■ Task: From the listing below, select every line where the word "treated" appears.

#### Task material ####

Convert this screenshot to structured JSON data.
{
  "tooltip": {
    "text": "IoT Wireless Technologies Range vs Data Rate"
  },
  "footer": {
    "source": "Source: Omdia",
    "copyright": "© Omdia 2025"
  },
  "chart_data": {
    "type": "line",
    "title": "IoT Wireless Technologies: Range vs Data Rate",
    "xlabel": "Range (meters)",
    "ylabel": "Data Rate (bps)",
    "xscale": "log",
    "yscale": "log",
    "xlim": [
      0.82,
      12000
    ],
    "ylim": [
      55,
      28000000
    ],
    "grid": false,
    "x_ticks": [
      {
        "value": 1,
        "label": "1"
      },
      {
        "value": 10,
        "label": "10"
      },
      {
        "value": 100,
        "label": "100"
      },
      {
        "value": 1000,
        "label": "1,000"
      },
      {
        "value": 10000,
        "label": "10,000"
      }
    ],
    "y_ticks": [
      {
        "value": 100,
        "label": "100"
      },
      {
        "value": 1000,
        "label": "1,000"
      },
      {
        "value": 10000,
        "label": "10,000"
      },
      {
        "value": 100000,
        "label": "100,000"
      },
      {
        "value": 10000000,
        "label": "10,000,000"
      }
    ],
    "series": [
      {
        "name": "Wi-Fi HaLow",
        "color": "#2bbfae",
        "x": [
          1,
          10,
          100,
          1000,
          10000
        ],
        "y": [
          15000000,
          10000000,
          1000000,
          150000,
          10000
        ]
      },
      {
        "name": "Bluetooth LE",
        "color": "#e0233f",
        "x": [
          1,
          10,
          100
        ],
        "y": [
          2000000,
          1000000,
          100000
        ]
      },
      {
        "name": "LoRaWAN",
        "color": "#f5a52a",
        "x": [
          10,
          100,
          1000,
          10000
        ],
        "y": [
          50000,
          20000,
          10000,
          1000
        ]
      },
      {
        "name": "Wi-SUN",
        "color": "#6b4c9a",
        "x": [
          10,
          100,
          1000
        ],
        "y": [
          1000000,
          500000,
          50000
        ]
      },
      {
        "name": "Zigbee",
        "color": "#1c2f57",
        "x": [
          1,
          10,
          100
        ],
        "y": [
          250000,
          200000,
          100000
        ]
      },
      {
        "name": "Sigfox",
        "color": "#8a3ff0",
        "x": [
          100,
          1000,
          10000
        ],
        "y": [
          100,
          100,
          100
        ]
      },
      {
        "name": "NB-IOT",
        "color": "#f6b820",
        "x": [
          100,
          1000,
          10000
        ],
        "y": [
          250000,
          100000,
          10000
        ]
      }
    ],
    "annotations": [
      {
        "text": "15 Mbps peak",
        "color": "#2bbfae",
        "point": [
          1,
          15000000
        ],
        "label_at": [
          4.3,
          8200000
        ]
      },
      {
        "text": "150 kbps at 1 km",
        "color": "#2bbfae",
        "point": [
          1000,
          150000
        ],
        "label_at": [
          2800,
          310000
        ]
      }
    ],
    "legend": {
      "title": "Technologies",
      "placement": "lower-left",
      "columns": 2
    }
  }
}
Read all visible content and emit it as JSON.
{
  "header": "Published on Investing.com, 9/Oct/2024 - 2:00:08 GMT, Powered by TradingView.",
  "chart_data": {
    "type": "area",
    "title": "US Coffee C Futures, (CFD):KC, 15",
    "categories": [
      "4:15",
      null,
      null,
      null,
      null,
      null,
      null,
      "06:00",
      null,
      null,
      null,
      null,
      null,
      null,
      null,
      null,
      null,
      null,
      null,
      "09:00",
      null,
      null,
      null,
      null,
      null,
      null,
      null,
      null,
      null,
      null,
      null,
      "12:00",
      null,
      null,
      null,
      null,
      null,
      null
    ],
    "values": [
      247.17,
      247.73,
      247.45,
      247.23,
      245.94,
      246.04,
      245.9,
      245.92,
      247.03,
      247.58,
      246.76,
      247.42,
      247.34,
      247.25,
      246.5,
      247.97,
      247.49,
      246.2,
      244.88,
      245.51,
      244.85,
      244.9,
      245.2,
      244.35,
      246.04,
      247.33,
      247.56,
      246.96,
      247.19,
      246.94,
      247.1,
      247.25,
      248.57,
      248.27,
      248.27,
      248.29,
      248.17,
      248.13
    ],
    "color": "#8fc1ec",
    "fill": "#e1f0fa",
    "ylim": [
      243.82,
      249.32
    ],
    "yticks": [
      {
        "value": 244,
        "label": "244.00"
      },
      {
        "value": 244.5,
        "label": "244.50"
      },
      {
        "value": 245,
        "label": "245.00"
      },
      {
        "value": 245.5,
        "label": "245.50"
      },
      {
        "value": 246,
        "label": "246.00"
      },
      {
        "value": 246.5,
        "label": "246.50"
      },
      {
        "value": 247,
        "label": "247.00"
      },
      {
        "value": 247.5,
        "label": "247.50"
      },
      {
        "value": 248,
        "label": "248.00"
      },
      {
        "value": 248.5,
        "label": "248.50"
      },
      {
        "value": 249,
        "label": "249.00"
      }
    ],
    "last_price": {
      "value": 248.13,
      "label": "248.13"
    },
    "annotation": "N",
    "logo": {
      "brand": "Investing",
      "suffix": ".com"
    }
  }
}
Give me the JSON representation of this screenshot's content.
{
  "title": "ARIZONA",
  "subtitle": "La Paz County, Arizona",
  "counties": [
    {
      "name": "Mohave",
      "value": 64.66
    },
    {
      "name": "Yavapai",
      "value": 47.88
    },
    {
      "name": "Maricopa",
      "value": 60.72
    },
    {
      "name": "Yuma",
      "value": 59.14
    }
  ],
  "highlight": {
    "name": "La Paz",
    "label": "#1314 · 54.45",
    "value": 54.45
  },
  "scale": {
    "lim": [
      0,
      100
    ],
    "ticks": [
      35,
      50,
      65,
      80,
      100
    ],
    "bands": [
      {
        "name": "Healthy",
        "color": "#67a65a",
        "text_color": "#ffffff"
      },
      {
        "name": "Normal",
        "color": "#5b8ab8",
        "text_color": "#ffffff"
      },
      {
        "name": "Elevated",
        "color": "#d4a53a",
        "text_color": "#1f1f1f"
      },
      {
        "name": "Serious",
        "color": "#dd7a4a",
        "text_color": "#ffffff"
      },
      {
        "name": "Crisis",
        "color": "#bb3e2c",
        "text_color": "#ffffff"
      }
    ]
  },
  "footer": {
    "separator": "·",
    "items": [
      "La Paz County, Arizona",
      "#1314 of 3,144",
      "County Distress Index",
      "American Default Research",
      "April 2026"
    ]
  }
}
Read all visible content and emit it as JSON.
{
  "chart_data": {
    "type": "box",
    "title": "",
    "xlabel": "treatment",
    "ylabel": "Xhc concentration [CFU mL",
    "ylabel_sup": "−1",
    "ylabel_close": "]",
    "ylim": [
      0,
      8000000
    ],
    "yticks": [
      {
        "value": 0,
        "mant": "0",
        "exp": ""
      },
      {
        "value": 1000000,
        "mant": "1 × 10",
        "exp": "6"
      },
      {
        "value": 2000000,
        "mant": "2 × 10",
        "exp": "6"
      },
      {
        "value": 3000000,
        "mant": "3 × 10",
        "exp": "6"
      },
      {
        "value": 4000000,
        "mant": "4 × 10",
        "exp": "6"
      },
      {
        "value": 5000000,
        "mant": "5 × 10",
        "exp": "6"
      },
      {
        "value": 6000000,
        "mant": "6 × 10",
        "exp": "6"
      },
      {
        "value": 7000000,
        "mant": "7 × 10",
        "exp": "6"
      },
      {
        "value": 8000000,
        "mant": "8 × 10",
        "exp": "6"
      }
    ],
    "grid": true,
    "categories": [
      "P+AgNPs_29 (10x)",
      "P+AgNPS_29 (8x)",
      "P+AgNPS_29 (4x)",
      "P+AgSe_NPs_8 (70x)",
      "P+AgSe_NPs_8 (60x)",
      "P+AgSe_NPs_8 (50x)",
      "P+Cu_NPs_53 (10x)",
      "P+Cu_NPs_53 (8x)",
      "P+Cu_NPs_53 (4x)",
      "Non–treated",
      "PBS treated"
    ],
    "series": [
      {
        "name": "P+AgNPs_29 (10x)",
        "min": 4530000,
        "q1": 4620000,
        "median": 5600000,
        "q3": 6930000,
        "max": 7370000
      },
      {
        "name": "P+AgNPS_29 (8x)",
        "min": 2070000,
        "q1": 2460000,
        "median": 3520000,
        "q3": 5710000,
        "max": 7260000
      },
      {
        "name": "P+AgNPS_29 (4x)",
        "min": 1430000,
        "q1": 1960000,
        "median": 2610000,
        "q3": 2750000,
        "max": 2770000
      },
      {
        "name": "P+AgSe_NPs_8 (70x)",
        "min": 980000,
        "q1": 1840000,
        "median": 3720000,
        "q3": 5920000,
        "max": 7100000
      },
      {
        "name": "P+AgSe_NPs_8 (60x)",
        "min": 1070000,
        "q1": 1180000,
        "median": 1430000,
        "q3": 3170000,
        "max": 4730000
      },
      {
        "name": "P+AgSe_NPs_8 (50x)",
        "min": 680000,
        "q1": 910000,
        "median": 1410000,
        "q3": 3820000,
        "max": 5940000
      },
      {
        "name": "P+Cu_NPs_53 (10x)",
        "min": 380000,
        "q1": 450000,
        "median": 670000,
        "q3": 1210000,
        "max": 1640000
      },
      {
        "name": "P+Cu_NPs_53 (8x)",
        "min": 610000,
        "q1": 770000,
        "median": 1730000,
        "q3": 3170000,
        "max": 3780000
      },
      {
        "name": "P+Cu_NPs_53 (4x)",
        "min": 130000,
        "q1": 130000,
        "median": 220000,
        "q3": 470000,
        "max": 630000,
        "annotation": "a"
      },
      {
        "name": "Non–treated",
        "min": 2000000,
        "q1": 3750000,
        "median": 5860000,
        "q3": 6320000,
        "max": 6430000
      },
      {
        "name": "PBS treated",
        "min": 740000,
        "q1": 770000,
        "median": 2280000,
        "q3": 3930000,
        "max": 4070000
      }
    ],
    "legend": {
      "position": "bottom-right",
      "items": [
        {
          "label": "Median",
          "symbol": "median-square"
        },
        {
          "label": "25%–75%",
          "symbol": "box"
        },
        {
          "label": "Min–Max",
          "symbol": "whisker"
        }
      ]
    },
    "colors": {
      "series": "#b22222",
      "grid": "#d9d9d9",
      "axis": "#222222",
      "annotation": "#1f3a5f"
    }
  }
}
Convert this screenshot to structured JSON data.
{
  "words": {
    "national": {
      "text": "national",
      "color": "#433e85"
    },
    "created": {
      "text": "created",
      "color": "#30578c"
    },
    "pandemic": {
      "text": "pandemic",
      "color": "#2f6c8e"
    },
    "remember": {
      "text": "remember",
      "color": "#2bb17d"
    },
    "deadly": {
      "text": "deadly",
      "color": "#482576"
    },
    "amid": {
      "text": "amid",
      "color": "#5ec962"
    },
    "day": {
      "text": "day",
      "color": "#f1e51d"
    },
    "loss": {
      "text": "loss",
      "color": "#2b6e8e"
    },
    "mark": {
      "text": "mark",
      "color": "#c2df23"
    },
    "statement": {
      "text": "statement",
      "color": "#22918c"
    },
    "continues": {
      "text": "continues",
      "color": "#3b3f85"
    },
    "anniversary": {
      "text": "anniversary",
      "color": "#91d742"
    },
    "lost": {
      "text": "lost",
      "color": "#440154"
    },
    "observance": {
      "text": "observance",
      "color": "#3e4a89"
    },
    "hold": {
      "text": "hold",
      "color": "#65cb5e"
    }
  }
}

####

■ Solution to this exercise:
      "Non–treated",
      "PBS treated"
        "name": "Non–treated",
        "name": "PBS treated",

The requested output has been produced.